#### Provided material:
---
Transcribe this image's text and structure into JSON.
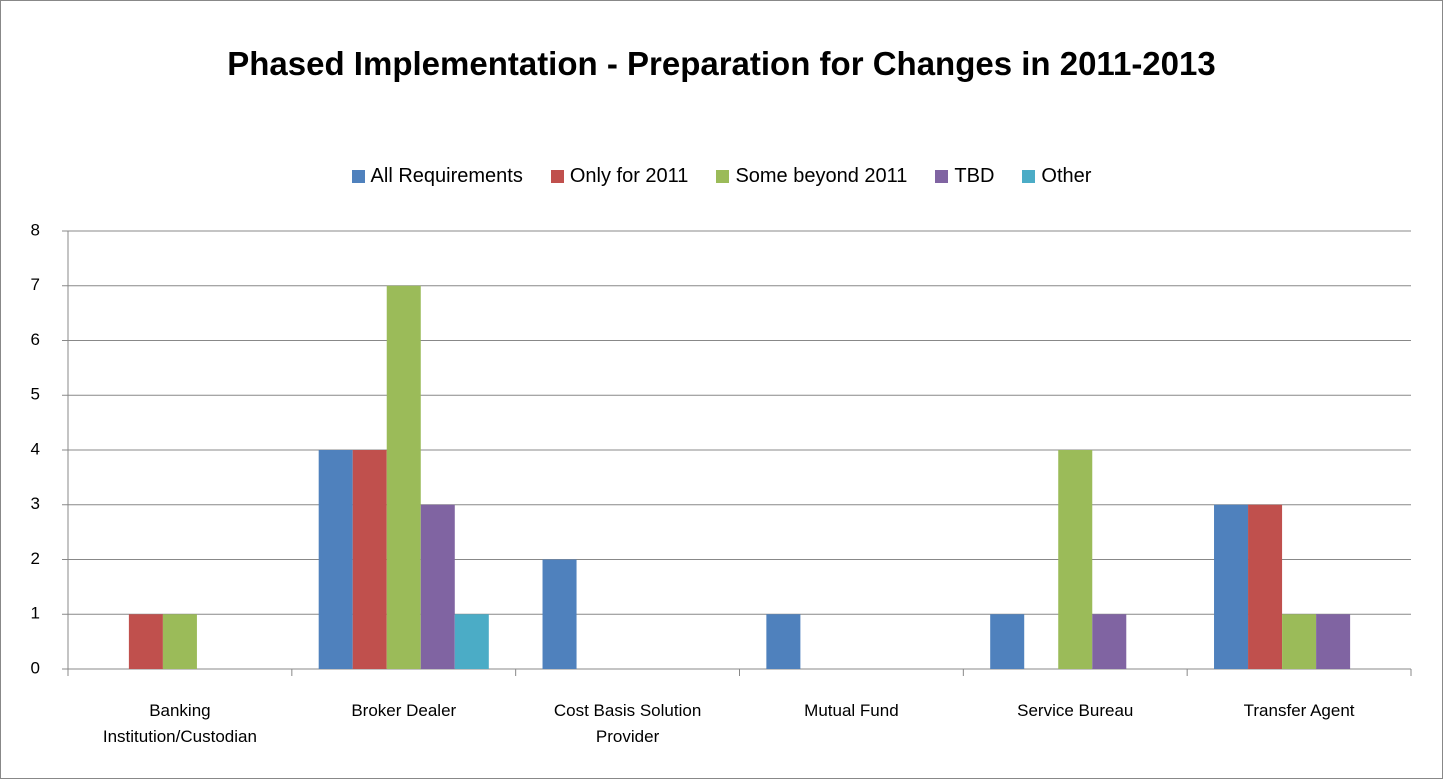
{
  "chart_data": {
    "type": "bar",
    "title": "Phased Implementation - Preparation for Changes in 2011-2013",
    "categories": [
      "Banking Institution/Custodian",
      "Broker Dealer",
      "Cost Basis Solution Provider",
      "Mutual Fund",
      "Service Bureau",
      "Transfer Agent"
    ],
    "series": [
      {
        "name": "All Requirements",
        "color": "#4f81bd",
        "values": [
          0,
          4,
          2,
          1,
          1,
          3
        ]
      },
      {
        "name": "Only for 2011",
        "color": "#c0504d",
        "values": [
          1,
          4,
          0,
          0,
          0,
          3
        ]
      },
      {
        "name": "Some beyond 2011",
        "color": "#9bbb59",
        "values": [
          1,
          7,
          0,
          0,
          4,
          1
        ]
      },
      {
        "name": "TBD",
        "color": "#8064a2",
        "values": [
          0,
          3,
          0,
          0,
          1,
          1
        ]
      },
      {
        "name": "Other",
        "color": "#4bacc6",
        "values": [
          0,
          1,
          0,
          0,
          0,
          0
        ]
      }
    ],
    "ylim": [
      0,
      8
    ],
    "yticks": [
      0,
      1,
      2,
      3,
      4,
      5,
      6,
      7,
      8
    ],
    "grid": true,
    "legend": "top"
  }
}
---
#### Written instruction:
Reproduce all of the data exactly; the pictures do not belong in the copy.

#### Complete answer:
Transcribe this image's text and structure into JSON.
{
  "chart_data": {
    "type": "bar",
    "title": "Phased Implementation - Preparation for Changes in 2011-2013",
    "categories": [
      "Banking Institution/Custodian",
      "Broker Dealer",
      "Cost Basis Solution Provider",
      "Mutual Fund",
      "Service Bureau",
      "Transfer Agent"
    ],
    "series": [
      {
        "name": "All Requirements",
        "color": "#4f81bd",
        "values": [
          0,
          4,
          2,
          1,
          1,
          3
        ]
      },
      {
        "name": "Only for 2011",
        "color": "#c0504d",
        "values": [
          1,
          4,
          0,
          0,
          0,
          3
        ]
      },
      {
        "name": "Some beyond 2011",
        "color": "#9bbb59",
        "values": [
          1,
          7,
          0,
          0,
          4,
          1
        ]
      },
      {
        "name": "TBD",
        "color": "#8064a2",
        "values": [
          0,
          3,
          0,
          0,
          1,
          1
        ]
      },
      {
        "name": "Other",
        "color": "#4bacc6",
        "values": [
          0,
          1,
          0,
          0,
          0,
          0
        ]
      }
    ],
    "ylim": [
      0,
      8
    ],
    "yticks": [
      0,
      1,
      2,
      3,
      4,
      5,
      6,
      7,
      8
    ],
    "grid": true,
    "legend": "top"
  }
}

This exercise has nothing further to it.